-- Exercise --
Make an exact copy of the lines below.

-- Records provided --

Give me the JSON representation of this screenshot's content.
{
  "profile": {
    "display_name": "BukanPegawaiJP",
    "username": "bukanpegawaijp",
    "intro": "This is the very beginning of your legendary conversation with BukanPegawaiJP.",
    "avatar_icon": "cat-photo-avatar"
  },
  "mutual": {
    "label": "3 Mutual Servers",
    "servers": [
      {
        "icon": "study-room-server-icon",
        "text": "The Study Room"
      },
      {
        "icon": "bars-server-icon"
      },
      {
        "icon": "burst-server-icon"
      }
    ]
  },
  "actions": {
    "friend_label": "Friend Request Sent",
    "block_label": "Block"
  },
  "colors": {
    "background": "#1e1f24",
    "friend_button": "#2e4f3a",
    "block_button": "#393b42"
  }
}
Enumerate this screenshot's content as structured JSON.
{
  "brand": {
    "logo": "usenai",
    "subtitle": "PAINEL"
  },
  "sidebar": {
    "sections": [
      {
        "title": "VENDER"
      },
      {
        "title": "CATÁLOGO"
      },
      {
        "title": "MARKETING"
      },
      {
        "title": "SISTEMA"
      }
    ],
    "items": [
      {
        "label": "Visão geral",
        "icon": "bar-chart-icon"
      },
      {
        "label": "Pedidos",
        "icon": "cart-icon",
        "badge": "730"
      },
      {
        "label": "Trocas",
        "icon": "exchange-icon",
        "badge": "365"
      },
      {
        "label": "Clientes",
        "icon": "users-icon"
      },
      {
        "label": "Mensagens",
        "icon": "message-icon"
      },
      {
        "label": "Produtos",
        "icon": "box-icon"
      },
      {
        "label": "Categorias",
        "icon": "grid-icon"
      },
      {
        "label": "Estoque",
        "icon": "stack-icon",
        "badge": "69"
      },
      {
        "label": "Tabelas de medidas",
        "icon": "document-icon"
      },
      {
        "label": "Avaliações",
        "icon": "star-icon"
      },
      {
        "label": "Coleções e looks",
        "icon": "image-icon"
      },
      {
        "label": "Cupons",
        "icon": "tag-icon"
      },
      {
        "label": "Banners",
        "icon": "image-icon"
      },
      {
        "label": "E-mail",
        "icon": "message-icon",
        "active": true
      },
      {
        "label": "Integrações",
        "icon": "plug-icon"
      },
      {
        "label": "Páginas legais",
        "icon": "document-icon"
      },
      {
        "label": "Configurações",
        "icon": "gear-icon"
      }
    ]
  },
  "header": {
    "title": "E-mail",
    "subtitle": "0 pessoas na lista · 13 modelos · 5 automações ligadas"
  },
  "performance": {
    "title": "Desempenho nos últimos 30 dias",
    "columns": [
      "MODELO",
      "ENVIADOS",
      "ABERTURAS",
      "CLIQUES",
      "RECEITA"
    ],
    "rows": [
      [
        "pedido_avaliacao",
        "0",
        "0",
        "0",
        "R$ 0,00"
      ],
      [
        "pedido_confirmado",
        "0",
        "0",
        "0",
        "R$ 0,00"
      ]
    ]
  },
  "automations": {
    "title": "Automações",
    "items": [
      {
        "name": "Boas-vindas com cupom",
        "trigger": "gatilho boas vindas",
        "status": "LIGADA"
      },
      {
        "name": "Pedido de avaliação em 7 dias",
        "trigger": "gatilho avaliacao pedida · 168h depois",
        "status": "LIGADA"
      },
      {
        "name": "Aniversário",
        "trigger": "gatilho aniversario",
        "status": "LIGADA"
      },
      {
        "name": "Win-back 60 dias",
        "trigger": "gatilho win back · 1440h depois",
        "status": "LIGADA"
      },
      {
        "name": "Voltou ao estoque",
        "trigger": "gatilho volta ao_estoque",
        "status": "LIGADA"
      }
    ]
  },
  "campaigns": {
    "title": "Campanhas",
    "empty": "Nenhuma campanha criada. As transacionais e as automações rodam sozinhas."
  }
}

-- Response --
Give me the JSON representation of this screenshot's content.
{
  "profile": {
    "display_name": "BukanPegawaiJP",
    "username": "bukanpegawaijp",
    "intro": "This is the very beginning of your legendary conversation with BukanPegawaiJP.",
    "avatar_icon": "cat-photo-avatar"
  },
  "mutual": {
    "label": "3 Mutual Servers",
    "servers": [
      {
        "icon": "study-room-server-icon",
        "text": "The Study Room"
      },
      {
        "icon": "bars-server-icon"
      },
      {
        "icon": "burst-server-icon"
      }
    ]
  },
  "actions": {
    "friend_label": "Friend Request Sent",
    "block_label": "Block"
  },
  "colors": {
    "background": "#1e1f24",
    "friend_button": "#2e4f3a",
    "block_button": "#393b42"
  }
}
Enumerate this screenshot's content as structured JSON.
{
  "brand": {
    "logo": "usenai",
    "subtitle": "PAINEL"
  },
  "sidebar": {
    "sections": [
      {
        "title": "VENDER"
      },
      {
        "title": "CATÁLOGO"
      },
      {
        "title": "MARKETING"
      },
      {
        "title": "SISTEMA"
      }
    ],
    "items": [
      {
        "label": "Visão geral",
        "icon": "bar-chart-icon"
      },
      {
        "label": "Pedidos",
        "icon": "cart-icon",
        "badge": "730"
      },
      {
        "label": "Trocas",
        "icon": "exchange-icon",
        "badge": "365"
      },
      {
        "label": "Clientes",
        "icon": "users-icon"
      },
      {
        "label": "Mensagens",
        "icon": "message-icon"
      },
      {
        "label": "Produtos",
        "icon": "box-icon"
      },
      {
        "label": "Categorias",
        "icon": "grid-icon"
      },
      {
        "label": "Estoque",
        "icon": "stack-icon",
        "badge": "69"
      },
      {
        "label": "Tabelas de medidas",
        "icon": "document-icon"
      },
      {
        "label": "Avaliações",
        "icon": "star-icon"
      },
      {
        "label": "Coleções e looks",
        "icon": "image-icon"
      },
      {
        "label": "Cupons",
        "icon": "tag-icon"
      },
      {
        "label": "Banners",
        "icon": "image-icon"
      },
      {
        "label": "E-mail",
        "icon": "message-icon",
        "active": true
      },
      {
        "label": "Integrações",
        "icon": "plug-icon"
      },
      {
        "label": "Páginas legais",
        "icon": "document-icon"
      },
      {
        "label": "Configurações",
        "icon": "gear-icon"
      }
    ]
  },
  "header": {
    "title": "E-mail",
    "subtitle": "0 pessoas na lista · 13 modelos · 5 automações ligadas"
  },
  "performance": {
    "title": "Desempenho nos últimos 30 dias",
    "columns": [
      "MODELO",
      "ENVIADOS",
      "ABERTURAS",
      "CLIQUES",
      "RECEITA"
    ],
    "rows": [
      [
        "pedido_avaliacao",
        "0",
        "0",
        "0",
        "R$ 0,00"
      ],
      [
        "pedido_confirmado",
        "0",
        "0",
        "0",
        "R$ 0,00"
      ]
    ]
  },
  "automations": {
    "title": "Automações",
    "items": [
      {
        "name": "Boas-vindas com cupom",
        "trigger": "gatilho boas vindas",
        "status": "LIGADA"
      },
      {
        "name": "Pedido de avaliação em 7 dias",
        "trigger": "gatilho avaliacao pedida · 168h depois",
        "status": "LIGADA"
      },
      {
        "name": "Aniversário",
        "trigger": "gatilho aniversario",
        "status": "LIGADA"
      },
      {
        "name": "Win-back 60 dias",
        "trigger": "gatilho win back · 1440h depois",
        "status": "LIGADA"
      },
      {
        "name": "Voltou ao estoque",
        "trigger": "gatilho volta ao_estoque",
        "status": "LIGADA"
      }
    ]
  },
  "campaigns": {
    "title": "Campanhas",
    "empty": "Nenhuma campanha criada. As transacionais e as automações rodam sozinhas."
  }
}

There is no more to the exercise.